Leave out the pictures and transcribe everything else exactly.
start DATA SHOWN
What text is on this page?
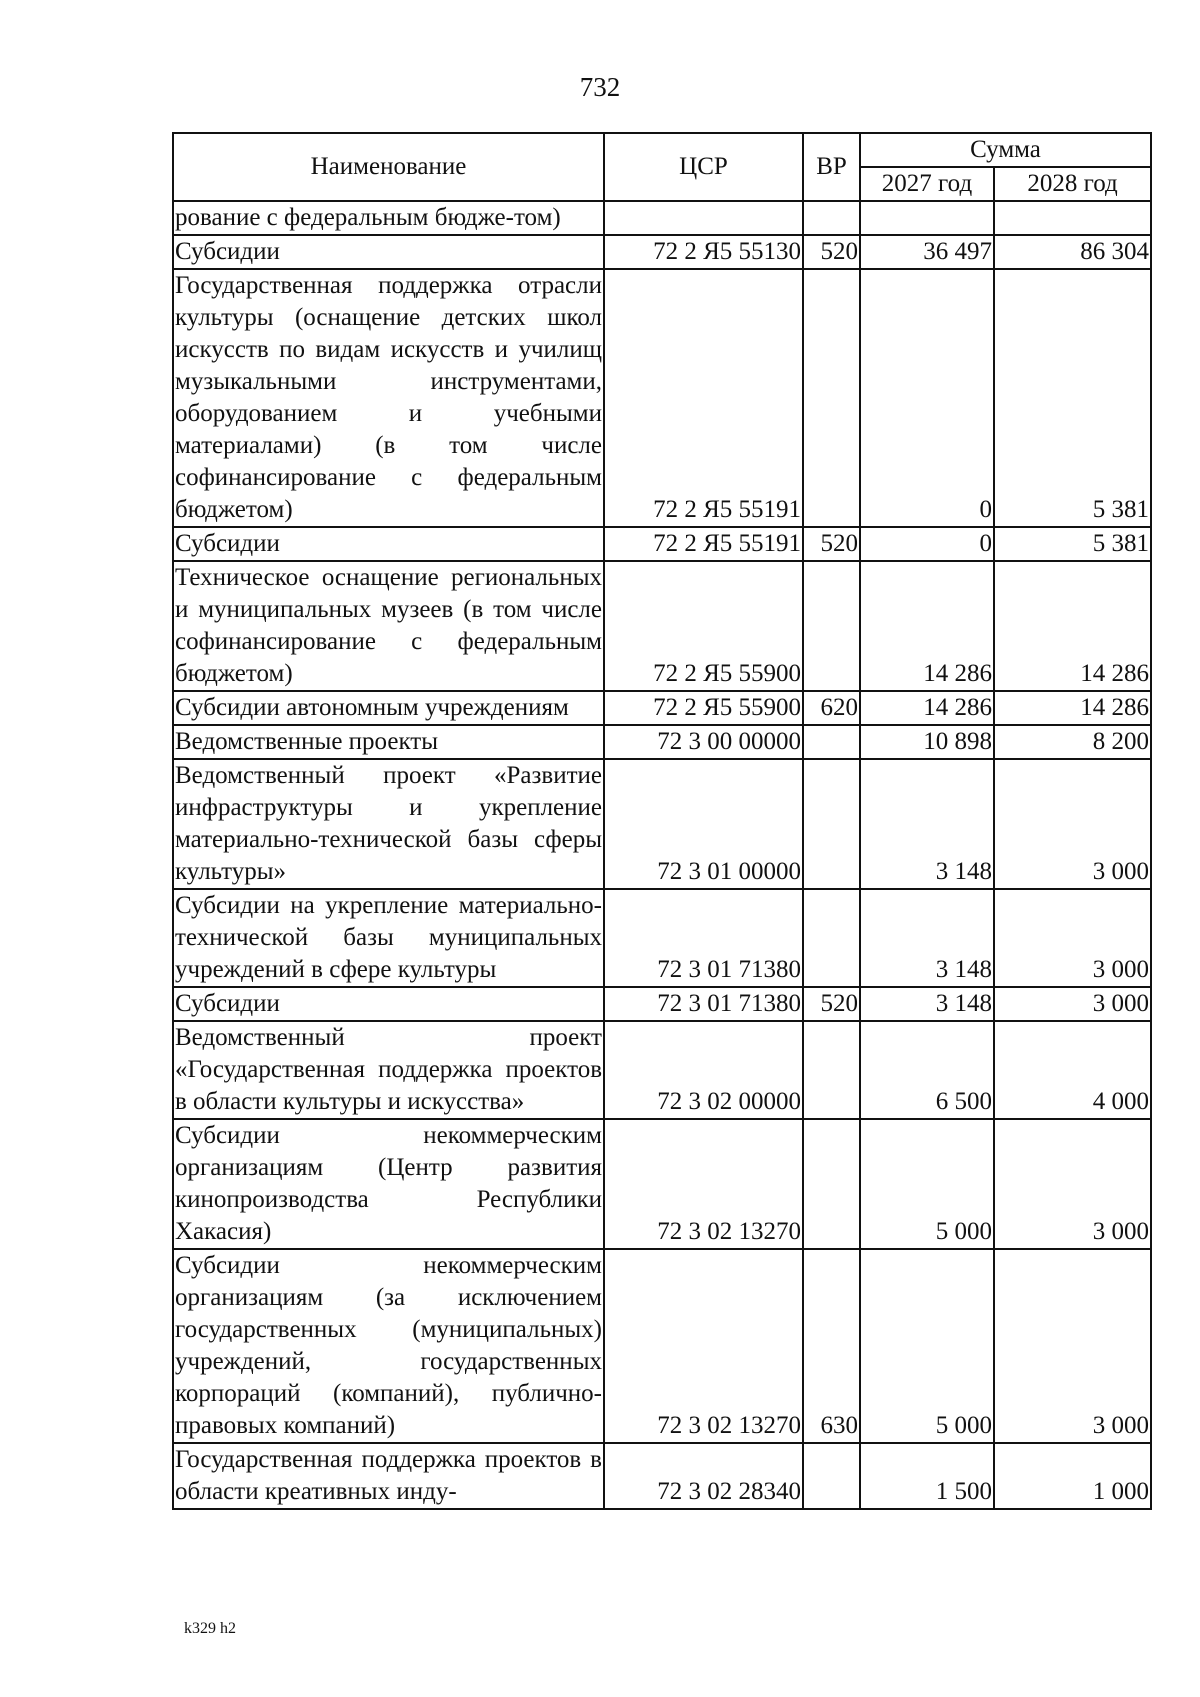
732
Наименование	ЦСР	ВР	Сумма	
			2027 год	2028 год
рование с федеральным бюдже-том)				
Субсидии	72 2 Я5 55130	520	36 497	86 304
Государственная поддержка отрасли культуры (оснащение детских школ искусств по видам искусств и училищ музыкальными инструментами, оборудованием и учебными материалами) (в том числе софинансирование с федеральным бюджетом)	72 2 Я5 55191		0	5 381
Субсидии	72 2 Я5 55191	520	0	5 381
Техническое оснащение региональных и муниципальных музеев (в том числе софинансирование с федеральным бюджетом)	72 2 Я5 55900		14 286	14 286
Субсидии автономным учреждениям	72 2 Я5 55900	620	14 286	14 286
Ведомственные проекты	72 3 00 00000		10 898	8 200
Ведомственный проект «Развитие инфраструктуры и укрепление материально-технической базы сферы культуры»	72 3 01 00000		3 148	3 000
Субсидии на укрепление материально-технической базы муниципальных учреждений в сфере культуры	72 3 01 71380		3 148	3 000
Субсидии	72 3 01 71380	520	3 148	3 000
Ведомственный проект «Государственная поддержка проектов в области культуры и искусства»	72 3 02 00000		6 500	4 000
Субсидии некоммерческим организациям (Центр развития кинопроизводства Республики Хакасия)	72 3 02 13270		5 000	3 000
Субсидии некоммерческим организациям (за исключением государственных (муниципальных) учреждений, государственных корпораций (компаний), публично-правовых компаний)	72 3 02 13270	630	5 000	3 000
Государственная поддержка проектов в области креативных инду-	72 3 02 28340		1 500	1 000
k329 h2
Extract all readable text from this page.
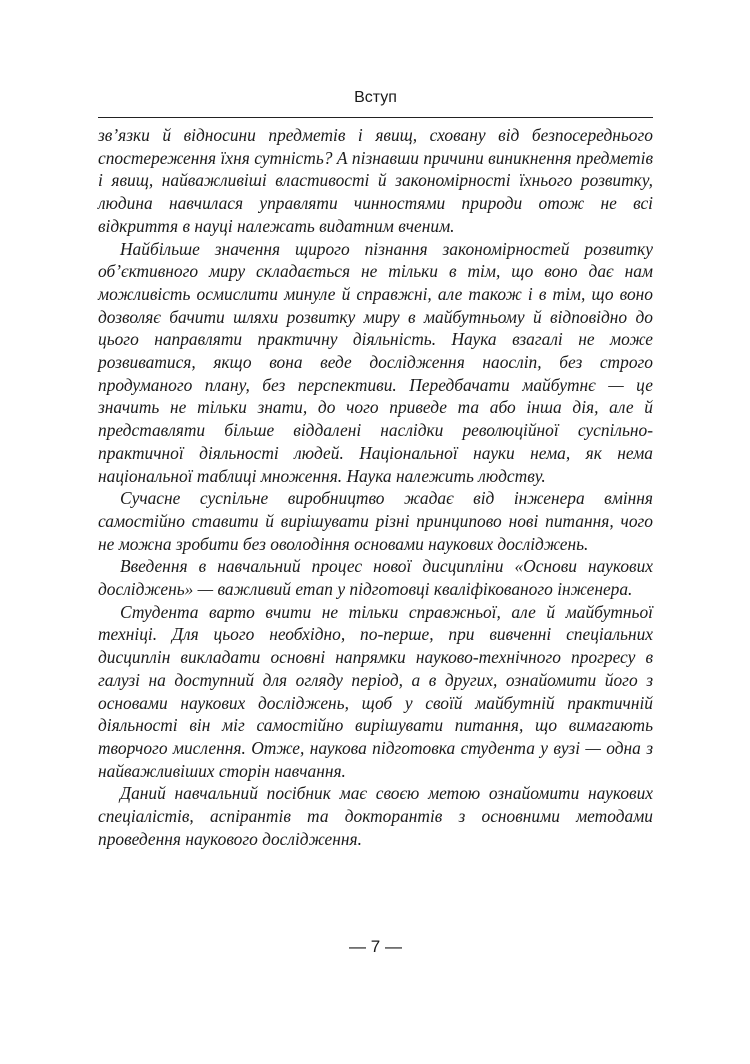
Вступ

зв’язки й відносини предметів і явищ, сховану від безпосереднього спостереження їхня сутність? А пізнавши причини виникнення предметів і явищ, найважливіші властивості й закономірності їхнього розвитку, людина навчилася управляти чинностями природи отож не всі відкриття в науці належать видатним вченим.

Найбільше значення щирого пізнання закономірностей розвитку об’єктивного миру складається не тільки в тім, що воно дає нам можливість осмислити минуле й справжні, але також і в тім, що воно дозволяє бачити шляхи розвитку миру в майбутньому й відповідно до цього направляти практичну діяльність. Наука взагалі не може розвиватися, якщо вона веде дослідження наосліп, без строго продуманого плану, без перспективи. Передбачати майбутнє — це значить не тільки знати, до чого приведе та або інша дія, але й представляти більше віддалені наслідки революційної суспільно-практичної діяльності людей. Національної науки нема, як нема національної таблиці множення. Наука належить людству.

Сучасне суспільне виробництво жадає від інженера вміння самостійно ставити й вирішувати різні принципово нові питання, чого не можна зробити без оволодіння основами наукових досліджень.

Введення в навчальний процес нової дисципліни «Основи наукових досліджень» — важливий етап у підготовці кваліфікованого інженера.

Студента варто вчити не тільки справжньої, але й майбутньої техніці. Для цього необхідно, по-перше, при вивченні спеціальних дисциплін викладати основні напрямки науково-технічного прогресу в галузі на доступний для огляду період, а в других, ознайомити його з основами наукових досліджень, щоб у своїй майбутній практичній діяльності він міг самостійно вирішувати питання, що вимагають творчого мислення. Отже, наукова підготовка студента у вузі — одна з найважливіших сторін навчання.

Даний навчальний посібник має своєю метою ознайомити наукових спеціалістів, аспірантів та докторантів з основними методами проведення наукового дослідження.

— 7 —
end DATA SHOWN
◆ SOLUTION BELOW ◆
What text is on this page?
732
Наименование	ЦСР	ВР	Сумма	
			2027 год	2028 год
рование с федеральным бюдже-том)				
Субсидии	72 2 Я5 55130	520	36 497	86 304
Государственная поддержка отрасли культуры (оснащение детских школ искусств по видам искусств и училищ музыкальными инструментами, оборудованием и учебными материалами) (в том числе софинансирование с федеральным бюджетом)	72 2 Я5 55191		0	5 381
Субсидии	72 2 Я5 55191	520	0	5 381
Техническое оснащение региональных и муниципальных музеев (в том числе софинансирование с федеральным бюджетом)	72 2 Я5 55900		14 286	14 286
Субсидии автономным учреждениям	72 2 Я5 55900	620	14 286	14 286
Ведомственные проекты	72 3 00 00000		10 898	8 200
Ведомственный проект «Развитие инфраструктуры и укрепление материально-технической базы сферы культуры»	72 3 01 00000		3 148	3 000
Субсидии на укрепление материально-технической базы муниципальных учреждений в сфере культуры	72 3 01 71380		3 148	3 000
Субсидии	72 3 01 71380	520	3 148	3 000
Ведомственный проект «Государственная поддержка проектов в области культуры и искусства»	72 3 02 00000		6 500	4 000
Субсидии некоммерческим организациям (Центр развития кинопроизводства Республики Хакасия)	72 3 02 13270		5 000	3 000
Субсидии некоммерческим организациям (за исключением государственных (муниципальных) учреждений, государственных корпораций (компаний), публично-правовых компаний)	72 3 02 13270	630	5 000	3 000
Государственная поддержка проектов в области креативных инду-	72 3 02 28340		1 500	1 000
k329 h2
Extract all readable text from this page.
Вступ

зв’язки й відносини предметів і явищ, сховану від безпосереднього спостереження їхня сутність? А пізнавши причини виникнення предметів і явищ, найважливіші властивості й закономірності їхнього розвитку, людина навчилася управляти чинностями природи отож не всі відкриття в науці належать видатним вченим.

Найбільше значення щирого пізнання закономірностей розвитку об’єктивного миру складається не тільки в тім, що воно дає нам можливість осмислити минуле й справжні, але також і в тім, що воно дозволяє бачити шляхи розвитку миру в майбутньому й відповідно до цього направляти практичну діяльність. Наука взагалі не може розвиватися, якщо вона веде дослідження наосліп, без строго продуманого плану, без перспективи. Передбачати майбутнє — це значить не тільки знати, до чого приведе та або інша дія, але й представляти більше віддалені наслідки революційної суспільно-практичної діяльності людей. Національної науки нема, як нема національної таблиці множення. Наука належить людству.

Сучасне суспільне виробництво жадає від інженера вміння самостійно ставити й вирішувати різні принципово нові питання, чого не можна зробити без оволодіння основами наукових досліджень.

Введення в навчальний процес нової дисципліни «Основи наукових досліджень» — важливий етап у підготовці кваліфікованого інженера.

Студента варто вчити не тільки справжньої, але й майбутньої техніці. Для цього необхідно, по-перше, при вивченні спеціальних дисциплін викладати основні напрямки науково-технічного прогресу в галузі на доступний для огляду період, а в других, ознайомити його з основами наукових досліджень, щоб у своїй майбутній практичній діяльності він міг самостійно вирішувати питання, що вимагають творчого мислення. Отже, наукова підготовка студента у вузі — одна з найважливіших сторін навчання.

Даний навчальний посібник має своєю метою ознайомити наукових спеціалістів, аспірантів та докторантів з основними методами проведення наукового дослідження.

— 7 —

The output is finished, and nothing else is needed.